>>
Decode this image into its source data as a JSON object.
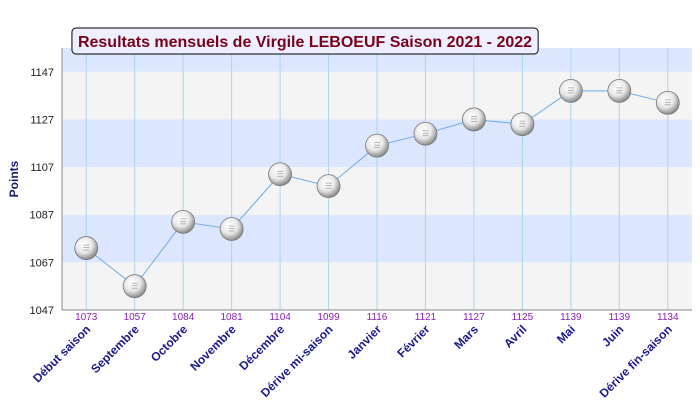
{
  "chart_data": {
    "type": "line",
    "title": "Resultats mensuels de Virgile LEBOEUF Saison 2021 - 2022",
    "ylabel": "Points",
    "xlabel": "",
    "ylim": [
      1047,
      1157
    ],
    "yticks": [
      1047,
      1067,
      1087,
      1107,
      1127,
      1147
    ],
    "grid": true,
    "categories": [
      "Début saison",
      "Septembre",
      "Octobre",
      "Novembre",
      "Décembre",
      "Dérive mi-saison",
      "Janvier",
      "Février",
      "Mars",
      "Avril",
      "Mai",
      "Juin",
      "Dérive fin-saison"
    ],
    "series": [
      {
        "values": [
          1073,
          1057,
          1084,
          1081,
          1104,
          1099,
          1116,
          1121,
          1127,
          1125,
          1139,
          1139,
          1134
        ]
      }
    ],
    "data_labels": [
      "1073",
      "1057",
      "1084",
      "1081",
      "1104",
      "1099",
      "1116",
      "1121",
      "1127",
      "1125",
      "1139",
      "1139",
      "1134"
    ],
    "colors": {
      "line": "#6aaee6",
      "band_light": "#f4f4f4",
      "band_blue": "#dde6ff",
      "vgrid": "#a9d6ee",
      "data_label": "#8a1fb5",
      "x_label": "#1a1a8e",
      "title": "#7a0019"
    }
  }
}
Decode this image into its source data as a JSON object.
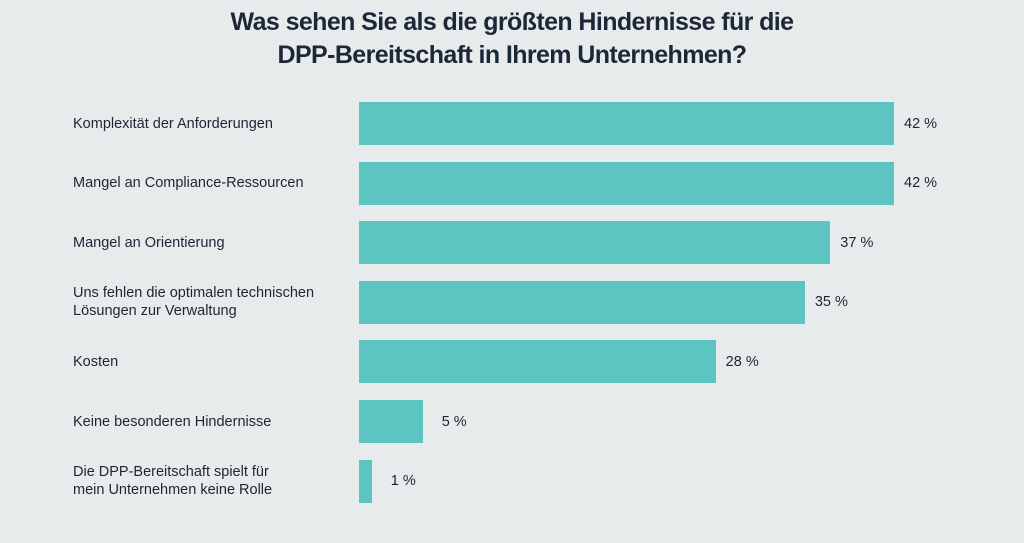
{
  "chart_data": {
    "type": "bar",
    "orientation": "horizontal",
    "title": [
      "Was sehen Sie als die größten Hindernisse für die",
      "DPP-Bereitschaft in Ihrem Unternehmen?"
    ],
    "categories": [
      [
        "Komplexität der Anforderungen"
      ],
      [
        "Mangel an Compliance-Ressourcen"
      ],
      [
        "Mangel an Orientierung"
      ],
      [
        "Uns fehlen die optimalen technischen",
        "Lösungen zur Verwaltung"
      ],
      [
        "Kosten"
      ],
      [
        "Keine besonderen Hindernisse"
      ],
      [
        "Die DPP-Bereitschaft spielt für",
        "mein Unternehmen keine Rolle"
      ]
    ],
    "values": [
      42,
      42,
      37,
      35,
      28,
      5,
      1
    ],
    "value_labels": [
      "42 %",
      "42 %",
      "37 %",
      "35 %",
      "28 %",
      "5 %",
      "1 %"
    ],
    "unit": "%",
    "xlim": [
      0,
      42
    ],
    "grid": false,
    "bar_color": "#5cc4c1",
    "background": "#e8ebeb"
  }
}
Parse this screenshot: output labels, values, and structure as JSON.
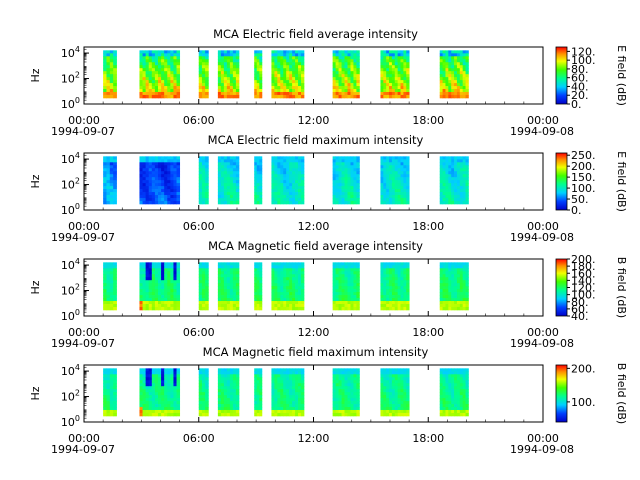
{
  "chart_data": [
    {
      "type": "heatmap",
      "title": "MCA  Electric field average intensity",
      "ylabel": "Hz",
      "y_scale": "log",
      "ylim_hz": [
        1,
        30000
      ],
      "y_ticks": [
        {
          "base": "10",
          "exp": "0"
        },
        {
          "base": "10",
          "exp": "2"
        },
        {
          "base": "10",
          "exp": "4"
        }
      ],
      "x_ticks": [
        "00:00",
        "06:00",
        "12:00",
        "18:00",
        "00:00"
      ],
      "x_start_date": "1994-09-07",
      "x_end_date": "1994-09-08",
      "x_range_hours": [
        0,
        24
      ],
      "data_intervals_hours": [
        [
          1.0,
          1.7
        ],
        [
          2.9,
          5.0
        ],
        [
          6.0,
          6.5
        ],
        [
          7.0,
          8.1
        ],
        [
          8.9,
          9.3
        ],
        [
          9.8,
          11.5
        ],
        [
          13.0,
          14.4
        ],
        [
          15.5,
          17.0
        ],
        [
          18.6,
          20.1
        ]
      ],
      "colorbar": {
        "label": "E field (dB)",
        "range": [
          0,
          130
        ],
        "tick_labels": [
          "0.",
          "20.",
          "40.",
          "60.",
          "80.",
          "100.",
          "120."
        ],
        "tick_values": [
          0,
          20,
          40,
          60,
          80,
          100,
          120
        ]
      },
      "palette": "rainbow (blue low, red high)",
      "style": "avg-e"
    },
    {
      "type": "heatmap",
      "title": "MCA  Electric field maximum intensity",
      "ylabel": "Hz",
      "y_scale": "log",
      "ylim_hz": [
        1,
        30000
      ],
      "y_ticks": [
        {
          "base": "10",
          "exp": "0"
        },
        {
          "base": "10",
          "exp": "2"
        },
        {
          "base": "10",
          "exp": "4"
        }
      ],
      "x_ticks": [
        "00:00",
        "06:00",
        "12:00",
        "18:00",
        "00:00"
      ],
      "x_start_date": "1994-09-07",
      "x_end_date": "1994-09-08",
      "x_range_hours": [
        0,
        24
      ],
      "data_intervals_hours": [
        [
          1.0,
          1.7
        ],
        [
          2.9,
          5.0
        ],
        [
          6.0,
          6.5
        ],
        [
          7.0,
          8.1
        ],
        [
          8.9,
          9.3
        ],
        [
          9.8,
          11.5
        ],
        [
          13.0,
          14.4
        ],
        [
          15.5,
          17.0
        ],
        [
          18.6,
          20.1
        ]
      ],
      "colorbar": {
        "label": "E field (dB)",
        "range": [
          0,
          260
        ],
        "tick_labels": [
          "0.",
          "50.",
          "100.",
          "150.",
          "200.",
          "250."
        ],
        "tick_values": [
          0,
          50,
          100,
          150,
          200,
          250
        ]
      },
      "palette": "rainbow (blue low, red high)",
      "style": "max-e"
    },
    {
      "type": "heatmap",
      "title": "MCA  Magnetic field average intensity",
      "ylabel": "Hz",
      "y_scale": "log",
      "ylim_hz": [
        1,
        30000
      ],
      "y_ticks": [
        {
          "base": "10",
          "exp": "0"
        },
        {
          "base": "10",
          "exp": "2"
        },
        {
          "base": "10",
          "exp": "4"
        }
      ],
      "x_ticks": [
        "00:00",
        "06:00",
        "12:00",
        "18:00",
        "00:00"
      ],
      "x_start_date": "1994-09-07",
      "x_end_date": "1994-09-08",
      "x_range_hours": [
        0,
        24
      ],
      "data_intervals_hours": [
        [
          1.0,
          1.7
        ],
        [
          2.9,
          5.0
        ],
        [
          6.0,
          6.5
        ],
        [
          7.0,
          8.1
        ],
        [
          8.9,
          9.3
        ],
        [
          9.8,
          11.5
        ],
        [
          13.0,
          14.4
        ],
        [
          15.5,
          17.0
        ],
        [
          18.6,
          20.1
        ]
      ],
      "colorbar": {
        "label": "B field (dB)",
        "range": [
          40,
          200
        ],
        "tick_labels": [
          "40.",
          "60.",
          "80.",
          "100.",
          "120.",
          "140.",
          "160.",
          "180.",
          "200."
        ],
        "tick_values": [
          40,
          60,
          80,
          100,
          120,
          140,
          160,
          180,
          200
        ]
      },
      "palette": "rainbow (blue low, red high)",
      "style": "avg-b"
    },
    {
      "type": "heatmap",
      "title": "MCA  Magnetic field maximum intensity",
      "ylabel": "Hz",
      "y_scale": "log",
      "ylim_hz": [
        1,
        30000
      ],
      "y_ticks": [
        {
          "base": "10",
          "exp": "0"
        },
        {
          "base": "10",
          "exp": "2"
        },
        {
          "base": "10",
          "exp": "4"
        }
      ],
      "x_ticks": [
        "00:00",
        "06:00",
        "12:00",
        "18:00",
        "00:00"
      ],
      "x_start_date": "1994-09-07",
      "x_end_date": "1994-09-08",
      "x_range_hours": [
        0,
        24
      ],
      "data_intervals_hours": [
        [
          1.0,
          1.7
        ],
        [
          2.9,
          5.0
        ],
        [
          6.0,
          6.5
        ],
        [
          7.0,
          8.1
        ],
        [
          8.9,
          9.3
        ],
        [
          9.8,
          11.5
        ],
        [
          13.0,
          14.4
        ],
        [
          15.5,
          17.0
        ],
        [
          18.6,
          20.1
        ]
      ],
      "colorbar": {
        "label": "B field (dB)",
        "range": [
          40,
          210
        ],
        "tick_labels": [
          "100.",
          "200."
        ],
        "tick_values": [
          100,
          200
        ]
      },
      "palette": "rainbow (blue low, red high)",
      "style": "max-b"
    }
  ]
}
<<
_STATED TASK_.
All lines above containing the string "field" are to be collected.

_WRITTEN RESPONSE_.
      "title": "MCA  Electric field average intensity",
        "label": "E field (dB)",
      "title": "MCA  Electric field maximum intensity",
        "label": "E field (dB)",
      "title": "MCA  Magnetic field average intensity",
        "label": "B field (dB)",
      "title": "MCA  Magnetic field maximum intensity",
        "label": "B field (dB)",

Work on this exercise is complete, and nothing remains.